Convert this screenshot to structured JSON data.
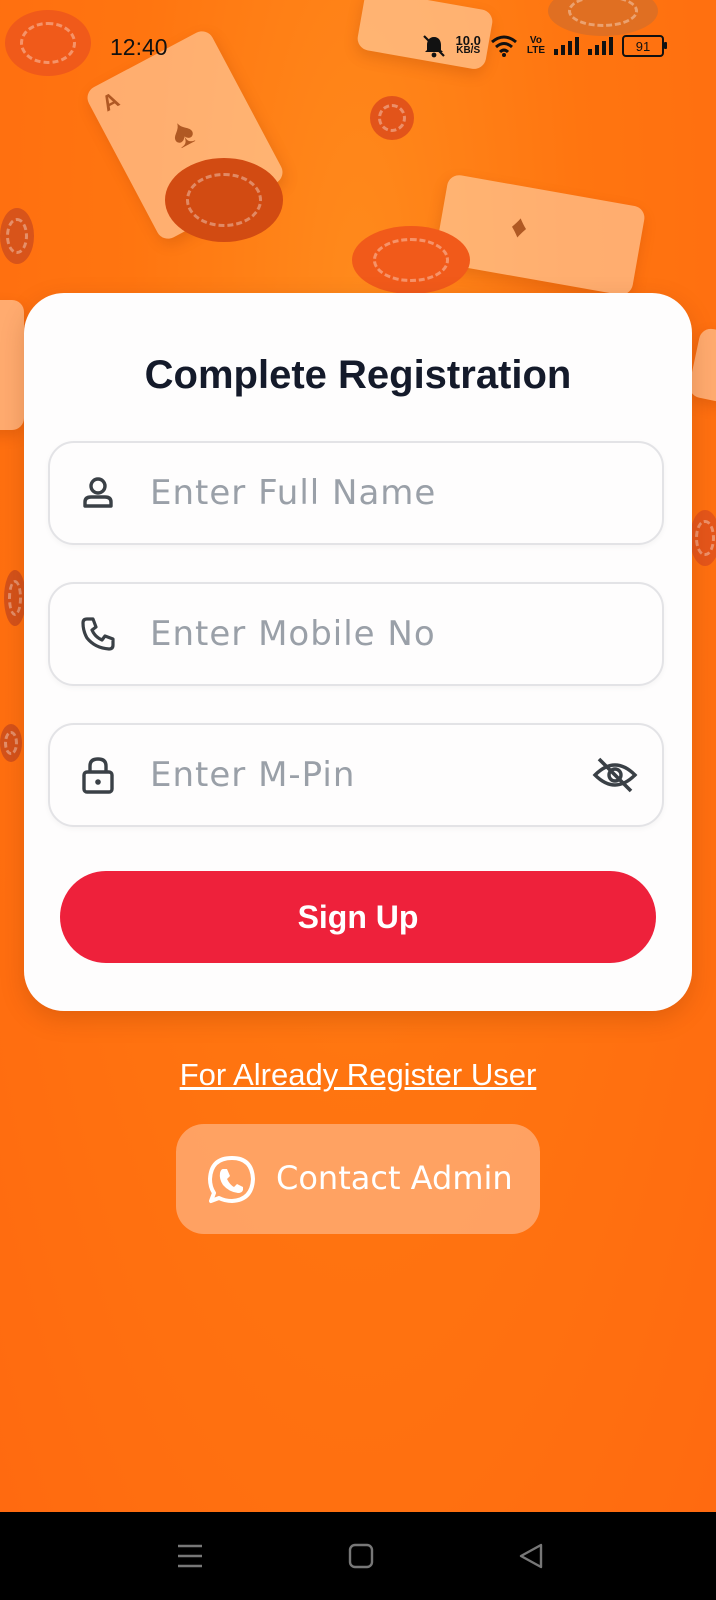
{
  "status_bar": {
    "time": "12:40",
    "net_speed_value": "10.0",
    "net_speed_unit": "KB/S",
    "volte_top": "Vo",
    "volte_bottom": "LTE",
    "battery": "91"
  },
  "registration": {
    "title": "Complete Registration",
    "name_placeholder": "Enter Full Name",
    "mobile_placeholder": "Enter Mobile No",
    "mpin_placeholder": "Enter M-Pin",
    "signup_label": "Sign Up"
  },
  "login_link": "For Already Register User",
  "contact_admin_label": "Contact Admin",
  "colors": {
    "background": "#ff7510",
    "accent_button": "#ee213b",
    "card": "#fefdfd",
    "title": "#141a2a"
  },
  "icons": {
    "name_field": "user-icon",
    "mobile_field": "phone-icon",
    "mpin_field": "lock-icon",
    "visibility": "eye-off-icon",
    "contact": "whatsapp-icon",
    "nav": [
      "menu-icon",
      "home-square-icon",
      "back-triangle-icon"
    ]
  }
}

•••••

> _Objective_:
Repeat the data exactly, excluding the pictures.

> _Result of this task_:
Convert this screenshot to structured JSON data.
{
  "status_bar": {
    "time": "12:40",
    "net_speed_value": "10.0",
    "net_speed_unit": "KB/S",
    "volte_top": "Vo",
    "volte_bottom": "LTE",
    "battery": "91"
  },
  "registration": {
    "title": "Complete Registration",
    "name_placeholder": "Enter Full Name",
    "mobile_placeholder": "Enter Mobile No",
    "mpin_placeholder": "Enter M-Pin",
    "signup_label": "Sign Up"
  },
  "login_link": "For Already Register User",
  "contact_admin_label": "Contact Admin",
  "colors": {
    "background": "#ff7510",
    "accent_button": "#ee213b",
    "card": "#fefdfd",
    "title": "#141a2a"
  },
  "icons": {
    "name_field": "user-icon",
    "mobile_field": "phone-icon",
    "mpin_field": "lock-icon",
    "visibility": "eye-off-icon",
    "contact": "whatsapp-icon",
    "nav": [
      "menu-icon",
      "home-square-icon",
      "back-triangle-icon"
    ]
  }
}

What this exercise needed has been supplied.